**What you need to do**
Filter for the word "Func" and keep each matching line.

**Source material**
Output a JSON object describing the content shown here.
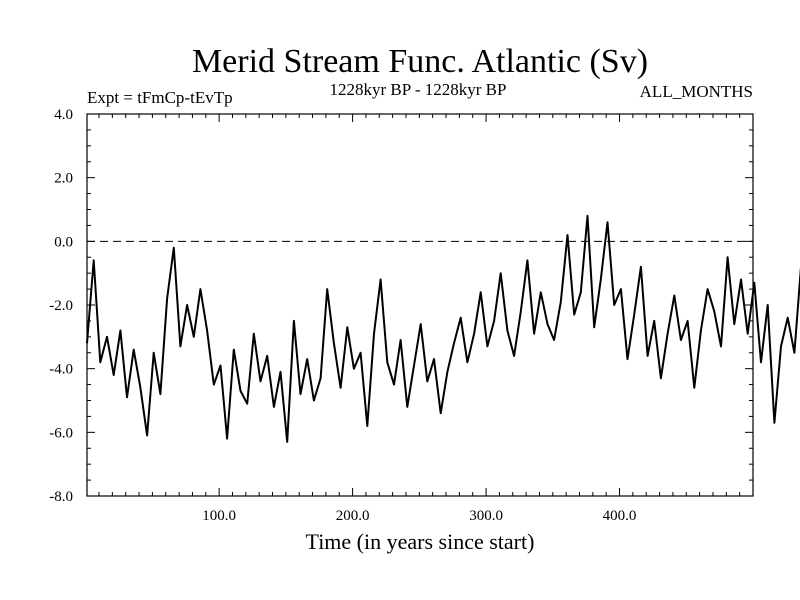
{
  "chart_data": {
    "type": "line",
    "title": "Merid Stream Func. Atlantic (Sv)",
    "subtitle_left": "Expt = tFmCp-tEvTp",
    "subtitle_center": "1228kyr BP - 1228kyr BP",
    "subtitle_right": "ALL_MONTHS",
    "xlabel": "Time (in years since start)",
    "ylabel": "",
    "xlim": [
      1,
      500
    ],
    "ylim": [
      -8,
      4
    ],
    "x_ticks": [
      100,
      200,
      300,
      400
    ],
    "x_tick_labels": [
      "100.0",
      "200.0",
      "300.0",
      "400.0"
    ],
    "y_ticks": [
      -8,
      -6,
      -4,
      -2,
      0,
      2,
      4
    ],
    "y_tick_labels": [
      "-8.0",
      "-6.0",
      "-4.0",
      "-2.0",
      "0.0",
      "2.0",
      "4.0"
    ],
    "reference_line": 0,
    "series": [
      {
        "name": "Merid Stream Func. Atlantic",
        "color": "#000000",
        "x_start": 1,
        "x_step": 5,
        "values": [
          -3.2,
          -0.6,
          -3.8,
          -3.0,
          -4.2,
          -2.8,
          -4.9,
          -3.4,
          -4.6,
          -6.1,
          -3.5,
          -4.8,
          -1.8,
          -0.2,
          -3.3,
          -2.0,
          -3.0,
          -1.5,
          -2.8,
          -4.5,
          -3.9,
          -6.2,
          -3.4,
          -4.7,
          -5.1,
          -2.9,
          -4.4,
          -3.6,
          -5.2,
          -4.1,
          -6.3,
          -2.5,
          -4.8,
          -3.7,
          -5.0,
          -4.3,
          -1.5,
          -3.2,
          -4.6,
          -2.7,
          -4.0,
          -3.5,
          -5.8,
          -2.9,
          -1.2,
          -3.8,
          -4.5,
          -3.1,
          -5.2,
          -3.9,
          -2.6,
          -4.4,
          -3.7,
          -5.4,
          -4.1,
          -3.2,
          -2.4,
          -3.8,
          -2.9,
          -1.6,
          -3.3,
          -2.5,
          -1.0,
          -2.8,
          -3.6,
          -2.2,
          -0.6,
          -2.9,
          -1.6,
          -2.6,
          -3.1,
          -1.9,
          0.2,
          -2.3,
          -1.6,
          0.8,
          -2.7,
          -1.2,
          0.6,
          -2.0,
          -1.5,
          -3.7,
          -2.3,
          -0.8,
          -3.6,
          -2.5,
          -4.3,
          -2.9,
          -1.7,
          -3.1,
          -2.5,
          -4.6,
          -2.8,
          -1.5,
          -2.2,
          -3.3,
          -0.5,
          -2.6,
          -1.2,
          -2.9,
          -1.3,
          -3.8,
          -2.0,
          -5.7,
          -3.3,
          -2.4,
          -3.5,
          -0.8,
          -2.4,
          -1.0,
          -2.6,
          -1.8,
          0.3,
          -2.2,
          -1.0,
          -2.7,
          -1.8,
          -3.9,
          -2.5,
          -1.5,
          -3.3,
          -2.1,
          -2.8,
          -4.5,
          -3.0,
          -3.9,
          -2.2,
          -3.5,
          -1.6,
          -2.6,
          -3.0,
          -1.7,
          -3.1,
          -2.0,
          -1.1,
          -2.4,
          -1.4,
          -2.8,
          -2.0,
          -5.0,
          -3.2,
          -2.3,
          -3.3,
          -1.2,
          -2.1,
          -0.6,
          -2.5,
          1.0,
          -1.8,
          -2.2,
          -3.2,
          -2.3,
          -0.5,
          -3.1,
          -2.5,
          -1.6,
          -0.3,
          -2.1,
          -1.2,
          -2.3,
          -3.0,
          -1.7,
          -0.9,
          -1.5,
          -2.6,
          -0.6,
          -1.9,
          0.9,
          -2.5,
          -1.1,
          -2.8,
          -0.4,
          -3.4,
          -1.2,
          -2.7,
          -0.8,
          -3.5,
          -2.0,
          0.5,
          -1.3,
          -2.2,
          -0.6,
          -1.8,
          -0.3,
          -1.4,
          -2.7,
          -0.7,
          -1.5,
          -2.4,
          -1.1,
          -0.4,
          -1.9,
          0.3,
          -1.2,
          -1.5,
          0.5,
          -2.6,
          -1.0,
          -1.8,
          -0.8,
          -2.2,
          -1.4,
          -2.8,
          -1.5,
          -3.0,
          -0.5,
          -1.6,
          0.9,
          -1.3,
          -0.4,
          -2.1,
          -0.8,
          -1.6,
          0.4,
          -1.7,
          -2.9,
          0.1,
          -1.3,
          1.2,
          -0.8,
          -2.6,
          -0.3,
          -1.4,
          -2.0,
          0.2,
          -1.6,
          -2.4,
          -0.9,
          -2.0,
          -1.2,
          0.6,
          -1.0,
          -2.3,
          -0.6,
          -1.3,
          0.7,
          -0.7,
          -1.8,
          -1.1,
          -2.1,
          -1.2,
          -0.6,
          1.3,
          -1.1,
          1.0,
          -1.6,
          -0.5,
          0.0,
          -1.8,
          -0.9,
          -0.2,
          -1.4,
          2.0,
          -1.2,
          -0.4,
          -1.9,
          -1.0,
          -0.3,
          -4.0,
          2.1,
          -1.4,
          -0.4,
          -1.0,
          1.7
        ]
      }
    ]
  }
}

**Task output**
    "title": "Merid Stream Func. Atlantic (Sv)",
        "name": "Merid Stream Func. Atlantic",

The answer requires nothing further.